Exercise objective –
Print every record exactly.

[Recorded data]
====
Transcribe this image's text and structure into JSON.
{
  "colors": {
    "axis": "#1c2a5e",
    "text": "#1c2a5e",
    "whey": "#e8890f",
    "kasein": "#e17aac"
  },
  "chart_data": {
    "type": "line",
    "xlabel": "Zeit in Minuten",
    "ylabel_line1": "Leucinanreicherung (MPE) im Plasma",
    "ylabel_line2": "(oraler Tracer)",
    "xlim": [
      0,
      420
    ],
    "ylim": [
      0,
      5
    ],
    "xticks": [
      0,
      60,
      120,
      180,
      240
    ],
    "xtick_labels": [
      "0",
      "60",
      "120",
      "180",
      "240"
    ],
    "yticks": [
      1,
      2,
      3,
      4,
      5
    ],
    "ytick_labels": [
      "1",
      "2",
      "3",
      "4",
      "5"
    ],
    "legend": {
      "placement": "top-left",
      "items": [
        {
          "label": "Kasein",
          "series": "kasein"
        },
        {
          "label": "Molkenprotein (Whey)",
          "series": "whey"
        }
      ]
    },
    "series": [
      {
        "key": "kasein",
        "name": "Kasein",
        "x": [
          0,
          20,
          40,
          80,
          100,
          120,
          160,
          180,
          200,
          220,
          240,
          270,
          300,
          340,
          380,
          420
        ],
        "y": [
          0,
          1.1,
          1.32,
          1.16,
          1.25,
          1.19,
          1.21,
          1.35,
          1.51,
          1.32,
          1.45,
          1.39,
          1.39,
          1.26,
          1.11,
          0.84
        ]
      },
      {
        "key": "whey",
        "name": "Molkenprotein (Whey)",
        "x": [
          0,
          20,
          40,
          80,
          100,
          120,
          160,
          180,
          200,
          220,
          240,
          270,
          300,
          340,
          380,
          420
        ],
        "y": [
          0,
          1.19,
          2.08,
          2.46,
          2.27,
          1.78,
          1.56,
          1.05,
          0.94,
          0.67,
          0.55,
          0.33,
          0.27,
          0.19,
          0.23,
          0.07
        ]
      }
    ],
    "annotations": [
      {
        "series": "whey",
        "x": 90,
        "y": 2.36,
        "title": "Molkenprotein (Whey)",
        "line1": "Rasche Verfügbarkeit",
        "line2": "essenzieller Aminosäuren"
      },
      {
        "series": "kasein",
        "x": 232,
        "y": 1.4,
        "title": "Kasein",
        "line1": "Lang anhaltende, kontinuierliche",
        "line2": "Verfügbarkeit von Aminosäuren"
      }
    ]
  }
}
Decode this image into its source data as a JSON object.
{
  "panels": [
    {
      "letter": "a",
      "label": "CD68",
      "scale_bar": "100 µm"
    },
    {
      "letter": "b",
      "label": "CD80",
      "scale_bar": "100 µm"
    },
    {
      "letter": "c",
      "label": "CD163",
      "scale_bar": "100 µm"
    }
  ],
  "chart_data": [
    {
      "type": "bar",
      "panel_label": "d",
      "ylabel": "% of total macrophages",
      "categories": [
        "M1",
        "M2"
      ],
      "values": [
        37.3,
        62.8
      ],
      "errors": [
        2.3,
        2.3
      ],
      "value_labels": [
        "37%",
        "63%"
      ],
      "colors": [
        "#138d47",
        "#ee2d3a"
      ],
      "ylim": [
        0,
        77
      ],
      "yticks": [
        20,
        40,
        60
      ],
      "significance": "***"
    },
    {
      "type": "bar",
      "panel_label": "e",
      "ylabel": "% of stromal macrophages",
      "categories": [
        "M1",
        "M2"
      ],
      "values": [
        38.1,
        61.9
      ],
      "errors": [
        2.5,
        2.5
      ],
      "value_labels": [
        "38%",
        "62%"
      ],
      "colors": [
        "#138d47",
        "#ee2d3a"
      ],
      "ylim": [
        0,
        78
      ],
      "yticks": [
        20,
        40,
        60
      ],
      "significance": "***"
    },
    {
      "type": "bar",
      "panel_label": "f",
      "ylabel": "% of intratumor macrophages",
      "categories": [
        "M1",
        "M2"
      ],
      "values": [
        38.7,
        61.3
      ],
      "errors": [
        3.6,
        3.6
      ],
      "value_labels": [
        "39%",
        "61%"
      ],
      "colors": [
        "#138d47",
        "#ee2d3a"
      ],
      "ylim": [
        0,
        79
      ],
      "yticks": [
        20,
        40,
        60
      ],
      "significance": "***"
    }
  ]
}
====
Response –
Transcribe this image's text and structure into JSON.
{
  "colors": {
    "axis": "#1c2a5e",
    "text": "#1c2a5e",
    "whey": "#e8890f",
    "kasein": "#e17aac"
  },
  "chart_data": {
    "type": "line",
    "xlabel": "Zeit in Minuten",
    "ylabel_line1": "Leucinanreicherung (MPE) im Plasma",
    "ylabel_line2": "(oraler Tracer)",
    "xlim": [
      0,
      420
    ],
    "ylim": [
      0,
      5
    ],
    "xticks": [
      0,
      60,
      120,
      180,
      240
    ],
    "xtick_labels": [
      "0",
      "60",
      "120",
      "180",
      "240"
    ],
    "yticks": [
      1,
      2,
      3,
      4,
      5
    ],
    "ytick_labels": [
      "1",
      "2",
      "3",
      "4",
      "5"
    ],
    "legend": {
      "placement": "top-left",
      "items": [
        {
          "label": "Kasein",
          "series": "kasein"
        },
        {
          "label": "Molkenprotein (Whey)",
          "series": "whey"
        }
      ]
    },
    "series": [
      {
        "key": "kasein",
        "name": "Kasein",
        "x": [
          0,
          20,
          40,
          80,
          100,
          120,
          160,
          180,
          200,
          220,
          240,
          270,
          300,
          340,
          380,
          420
        ],
        "y": [
          0,
          1.1,
          1.32,
          1.16,
          1.25,
          1.19,
          1.21,
          1.35,
          1.51,
          1.32,
          1.45,
          1.39,
          1.39,
          1.26,
          1.11,
          0.84
        ]
      },
      {
        "key": "whey",
        "name": "Molkenprotein (Whey)",
        "x": [
          0,
          20,
          40,
          80,
          100,
          120,
          160,
          180,
          200,
          220,
          240,
          270,
          300,
          340,
          380,
          420
        ],
        "y": [
          0,
          1.19,
          2.08,
          2.46,
          2.27,
          1.78,
          1.56,
          1.05,
          0.94,
          0.67,
          0.55,
          0.33,
          0.27,
          0.19,
          0.23,
          0.07
        ]
      }
    ],
    "annotations": [
      {
        "series": "whey",
        "x": 90,
        "y": 2.36,
        "title": "Molkenprotein (Whey)",
        "line1": "Rasche Verfügbarkeit",
        "line2": "essenzieller Aminosäuren"
      },
      {
        "series": "kasein",
        "x": 232,
        "y": 1.4,
        "title": "Kasein",
        "line1": "Lang anhaltende, kontinuierliche",
        "line2": "Verfügbarkeit von Aminosäuren"
      }
    ]
  }
}
Decode this image into its source data as a JSON object.
{
  "panels": [
    {
      "letter": "a",
      "label": "CD68",
      "scale_bar": "100 µm"
    },
    {
      "letter": "b",
      "label": "CD80",
      "scale_bar": "100 µm"
    },
    {
      "letter": "c",
      "label": "CD163",
      "scale_bar": "100 µm"
    }
  ],
  "chart_data": [
    {
      "type": "bar",
      "panel_label": "d",
      "ylabel": "% of total macrophages",
      "categories": [
        "M1",
        "M2"
      ],
      "values": [
        37.3,
        62.8
      ],
      "errors": [
        2.3,
        2.3
      ],
      "value_labels": [
        "37%",
        "63%"
      ],
      "colors": [
        "#138d47",
        "#ee2d3a"
      ],
      "ylim": [
        0,
        77
      ],
      "yticks": [
        20,
        40,
        60
      ],
      "significance": "***"
    },
    {
      "type": "bar",
      "panel_label": "e",
      "ylabel": "% of stromal macrophages",
      "categories": [
        "M1",
        "M2"
      ],
      "values": [
        38.1,
        61.9
      ],
      "errors": [
        2.5,
        2.5
      ],
      "value_labels": [
        "38%",
        "62%"
      ],
      "colors": [
        "#138d47",
        "#ee2d3a"
      ],
      "ylim": [
        0,
        78
      ],
      "yticks": [
        20,
        40,
        60
      ],
      "significance": "***"
    },
    {
      "type": "bar",
      "panel_label": "f",
      "ylabel": "% of intratumor macrophages",
      "categories": [
        "M1",
        "M2"
      ],
      "values": [
        38.7,
        61.3
      ],
      "errors": [
        3.6,
        3.6
      ],
      "value_labels": [
        "39%",
        "61%"
      ],
      "colors": [
        "#138d47",
        "#ee2d3a"
      ],
      "ylim": [
        0,
        79
      ],
      "yticks": [
        20,
        40,
        60
      ],
      "significance": "***"
    }
  ]
}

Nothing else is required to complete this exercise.